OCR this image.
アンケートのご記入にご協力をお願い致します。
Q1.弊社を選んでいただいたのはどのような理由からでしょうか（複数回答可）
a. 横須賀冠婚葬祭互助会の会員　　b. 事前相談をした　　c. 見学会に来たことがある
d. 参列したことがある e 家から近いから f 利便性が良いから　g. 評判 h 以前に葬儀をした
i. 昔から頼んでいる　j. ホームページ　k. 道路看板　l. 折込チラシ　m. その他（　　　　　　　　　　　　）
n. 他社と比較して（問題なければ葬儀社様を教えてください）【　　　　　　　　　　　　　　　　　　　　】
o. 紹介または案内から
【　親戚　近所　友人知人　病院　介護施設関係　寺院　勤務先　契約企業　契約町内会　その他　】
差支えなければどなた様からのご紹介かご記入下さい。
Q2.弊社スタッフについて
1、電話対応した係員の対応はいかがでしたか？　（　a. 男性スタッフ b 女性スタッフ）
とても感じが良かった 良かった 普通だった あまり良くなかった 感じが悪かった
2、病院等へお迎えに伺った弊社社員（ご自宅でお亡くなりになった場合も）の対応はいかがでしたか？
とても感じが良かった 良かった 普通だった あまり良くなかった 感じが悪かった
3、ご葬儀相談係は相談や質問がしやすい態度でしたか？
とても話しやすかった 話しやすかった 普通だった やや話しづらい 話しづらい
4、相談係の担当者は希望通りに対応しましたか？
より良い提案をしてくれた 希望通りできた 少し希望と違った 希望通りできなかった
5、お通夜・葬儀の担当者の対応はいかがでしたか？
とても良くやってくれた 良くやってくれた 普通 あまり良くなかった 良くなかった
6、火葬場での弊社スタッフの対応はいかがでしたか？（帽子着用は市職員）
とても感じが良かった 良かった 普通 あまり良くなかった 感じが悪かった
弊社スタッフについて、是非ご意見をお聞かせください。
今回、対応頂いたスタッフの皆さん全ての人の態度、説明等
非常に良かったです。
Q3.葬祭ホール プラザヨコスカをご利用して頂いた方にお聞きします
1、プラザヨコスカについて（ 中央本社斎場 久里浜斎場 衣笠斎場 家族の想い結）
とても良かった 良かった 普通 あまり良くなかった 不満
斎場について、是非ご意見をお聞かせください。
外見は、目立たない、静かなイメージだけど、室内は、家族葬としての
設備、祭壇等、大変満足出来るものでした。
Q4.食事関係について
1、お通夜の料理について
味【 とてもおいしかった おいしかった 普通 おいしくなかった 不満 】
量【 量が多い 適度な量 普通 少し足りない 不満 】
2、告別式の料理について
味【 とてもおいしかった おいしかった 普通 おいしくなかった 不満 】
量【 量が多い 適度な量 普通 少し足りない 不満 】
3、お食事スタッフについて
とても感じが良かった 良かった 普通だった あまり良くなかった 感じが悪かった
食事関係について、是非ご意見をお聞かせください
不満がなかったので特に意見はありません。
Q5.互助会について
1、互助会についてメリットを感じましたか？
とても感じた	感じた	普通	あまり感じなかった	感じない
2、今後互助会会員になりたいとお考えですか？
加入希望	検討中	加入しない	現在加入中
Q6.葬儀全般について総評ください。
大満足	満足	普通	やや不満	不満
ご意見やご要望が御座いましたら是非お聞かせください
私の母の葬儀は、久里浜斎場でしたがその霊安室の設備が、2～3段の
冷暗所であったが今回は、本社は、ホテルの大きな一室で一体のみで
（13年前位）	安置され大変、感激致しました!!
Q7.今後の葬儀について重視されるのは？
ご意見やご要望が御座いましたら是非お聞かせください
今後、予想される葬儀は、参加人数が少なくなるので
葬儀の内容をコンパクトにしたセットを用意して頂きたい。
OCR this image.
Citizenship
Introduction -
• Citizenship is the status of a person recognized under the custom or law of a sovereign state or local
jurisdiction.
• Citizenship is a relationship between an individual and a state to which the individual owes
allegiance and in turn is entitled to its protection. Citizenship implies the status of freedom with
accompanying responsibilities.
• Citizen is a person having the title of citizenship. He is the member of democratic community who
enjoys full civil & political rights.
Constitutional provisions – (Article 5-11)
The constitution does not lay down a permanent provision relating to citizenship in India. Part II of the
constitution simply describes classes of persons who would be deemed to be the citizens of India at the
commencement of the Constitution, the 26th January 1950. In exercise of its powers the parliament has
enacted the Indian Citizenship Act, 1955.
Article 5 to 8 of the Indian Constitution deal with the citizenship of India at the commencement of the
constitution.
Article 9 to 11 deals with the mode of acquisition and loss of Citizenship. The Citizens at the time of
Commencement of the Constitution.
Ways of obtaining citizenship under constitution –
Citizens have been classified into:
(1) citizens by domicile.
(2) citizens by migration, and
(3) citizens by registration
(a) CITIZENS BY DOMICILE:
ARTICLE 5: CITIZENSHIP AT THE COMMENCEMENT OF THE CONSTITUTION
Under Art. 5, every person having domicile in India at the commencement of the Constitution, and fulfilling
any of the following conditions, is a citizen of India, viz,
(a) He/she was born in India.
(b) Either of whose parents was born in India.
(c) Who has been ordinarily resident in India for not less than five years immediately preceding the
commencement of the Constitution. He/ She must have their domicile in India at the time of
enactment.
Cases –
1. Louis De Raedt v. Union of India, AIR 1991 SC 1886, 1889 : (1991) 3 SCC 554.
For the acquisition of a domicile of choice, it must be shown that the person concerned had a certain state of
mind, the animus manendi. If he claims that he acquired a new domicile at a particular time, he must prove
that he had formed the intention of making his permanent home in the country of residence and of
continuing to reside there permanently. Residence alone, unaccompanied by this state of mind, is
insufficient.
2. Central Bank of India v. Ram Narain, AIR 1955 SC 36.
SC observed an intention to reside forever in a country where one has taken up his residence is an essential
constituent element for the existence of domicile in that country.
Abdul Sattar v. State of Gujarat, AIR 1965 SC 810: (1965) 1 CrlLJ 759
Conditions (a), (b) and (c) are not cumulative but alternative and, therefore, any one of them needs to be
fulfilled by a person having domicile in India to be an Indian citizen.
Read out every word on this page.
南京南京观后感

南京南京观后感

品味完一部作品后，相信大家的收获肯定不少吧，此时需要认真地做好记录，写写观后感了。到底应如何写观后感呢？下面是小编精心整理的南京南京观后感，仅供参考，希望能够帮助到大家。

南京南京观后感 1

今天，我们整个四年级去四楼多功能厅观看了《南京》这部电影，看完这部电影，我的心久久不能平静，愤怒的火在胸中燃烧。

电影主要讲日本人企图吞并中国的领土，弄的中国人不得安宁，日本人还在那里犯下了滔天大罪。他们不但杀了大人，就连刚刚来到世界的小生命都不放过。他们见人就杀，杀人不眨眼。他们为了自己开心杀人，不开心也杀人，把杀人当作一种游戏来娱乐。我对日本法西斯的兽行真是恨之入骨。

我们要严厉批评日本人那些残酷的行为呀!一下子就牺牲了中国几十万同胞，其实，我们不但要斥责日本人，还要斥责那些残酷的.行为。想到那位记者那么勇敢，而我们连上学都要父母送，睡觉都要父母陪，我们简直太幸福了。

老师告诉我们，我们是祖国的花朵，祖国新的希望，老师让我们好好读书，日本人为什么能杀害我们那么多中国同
_____
• [The exercise] Copy out every line from the records that has the word "intention".

• [The response]
that he had formed the intention of making his permanent home in the country of residence and of
SC observed an intention to reside forever in a country where one has taken up his residence is an essential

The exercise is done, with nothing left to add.